▶ [WHAT TO DO]
Give the entries again, word for word.

::::::::

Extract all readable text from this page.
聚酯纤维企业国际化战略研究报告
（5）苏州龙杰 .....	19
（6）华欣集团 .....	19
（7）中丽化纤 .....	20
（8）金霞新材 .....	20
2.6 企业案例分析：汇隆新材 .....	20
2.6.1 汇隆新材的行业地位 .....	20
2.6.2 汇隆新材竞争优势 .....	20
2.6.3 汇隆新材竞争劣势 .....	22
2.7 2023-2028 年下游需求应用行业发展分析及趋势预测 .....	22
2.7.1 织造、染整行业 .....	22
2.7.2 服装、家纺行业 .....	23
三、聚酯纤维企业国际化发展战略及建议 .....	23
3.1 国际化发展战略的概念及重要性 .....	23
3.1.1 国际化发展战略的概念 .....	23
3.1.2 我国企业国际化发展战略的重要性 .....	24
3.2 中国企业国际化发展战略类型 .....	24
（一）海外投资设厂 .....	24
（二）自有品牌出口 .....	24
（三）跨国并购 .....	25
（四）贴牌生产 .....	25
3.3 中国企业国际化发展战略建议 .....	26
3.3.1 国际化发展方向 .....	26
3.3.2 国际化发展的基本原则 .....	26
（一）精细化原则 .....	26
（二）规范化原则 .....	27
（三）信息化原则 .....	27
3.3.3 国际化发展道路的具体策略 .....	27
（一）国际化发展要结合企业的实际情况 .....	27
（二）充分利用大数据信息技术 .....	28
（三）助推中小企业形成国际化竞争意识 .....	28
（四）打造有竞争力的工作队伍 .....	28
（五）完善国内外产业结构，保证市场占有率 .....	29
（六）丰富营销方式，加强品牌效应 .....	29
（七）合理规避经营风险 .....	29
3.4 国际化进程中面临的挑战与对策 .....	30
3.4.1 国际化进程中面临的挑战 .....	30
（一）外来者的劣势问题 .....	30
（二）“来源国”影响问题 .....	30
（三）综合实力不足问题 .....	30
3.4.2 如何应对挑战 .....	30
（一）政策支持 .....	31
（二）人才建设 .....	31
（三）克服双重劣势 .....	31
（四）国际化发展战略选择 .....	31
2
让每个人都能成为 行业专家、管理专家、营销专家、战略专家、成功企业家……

::::::::

▶ [TASK OUTPUT]
Extract all readable text from this page.
聚酯纤维企业国际化战略研究报告
（5）苏州龙杰 .....	19
（6）华欣集团 .....	19
（7）中丽化纤 .....	20
（8）金霞新材 .....	20
2.6 企业案例分析：汇隆新材 .....	20
2.6.1 汇隆新材的行业地位 .....	20
2.6.2 汇隆新材竞争优势 .....	20
2.6.3 汇隆新材竞争劣势 .....	22
2.7 2023-2028 年下游需求应用行业发展分析及趋势预测 .....	22
2.7.1 织造、染整行业 .....	22
2.7.2 服装、家纺行业 .....	23
三、聚酯纤维企业国际化发展战略及建议 .....	23
3.1 国际化发展战略的概念及重要性 .....	23
3.1.1 国际化发展战略的概念 .....	23
3.1.2 我国企业国际化发展战略的重要性 .....	24
3.2 中国企业国际化发展战略类型 .....	24
（一）海外投资设厂 .....	24
（二）自有品牌出口 .....	24
（三）跨国并购 .....	25
（四）贴牌生产 .....	25
3.3 中国企业国际化发展战略建议 .....	26
3.3.1 国际化发展方向 .....	26
3.3.2 国际化发展的基本原则 .....	26
（一）精细化原则 .....	26
（二）规范化原则 .....	27
（三）信息化原则 .....	27
3.3.3 国际化发展道路的具体策略 .....	27
（一）国际化发展要结合企业的实际情况 .....	27
（二）充分利用大数据信息技术 .....	28
（三）助推中小企业形成国际化竞争意识 .....	28
（四）打造有竞争力的工作队伍 .....	28
（五）完善国内外产业结构，保证市场占有率 .....	29
（六）丰富营销方式，加强品牌效应 .....	29
（七）合理规避经营风险 .....	29
3.4 国际化进程中面临的挑战与对策 .....	30
3.4.1 国际化进程中面临的挑战 .....	30
（一）外来者的劣势问题 .....	30
（二）“来源国”影响问题 .....	30
（三）综合实力不足问题 .....	30
3.4.2 如何应对挑战 .....	30
（一）政策支持 .....	31
（二）人才建设 .....	31
（三）克服双重劣势 .....	31
（四）国际化发展战略选择 .....	31
2
让每个人都能成为 行业专家、管理专家、营销专家、战略专家、成功企业家……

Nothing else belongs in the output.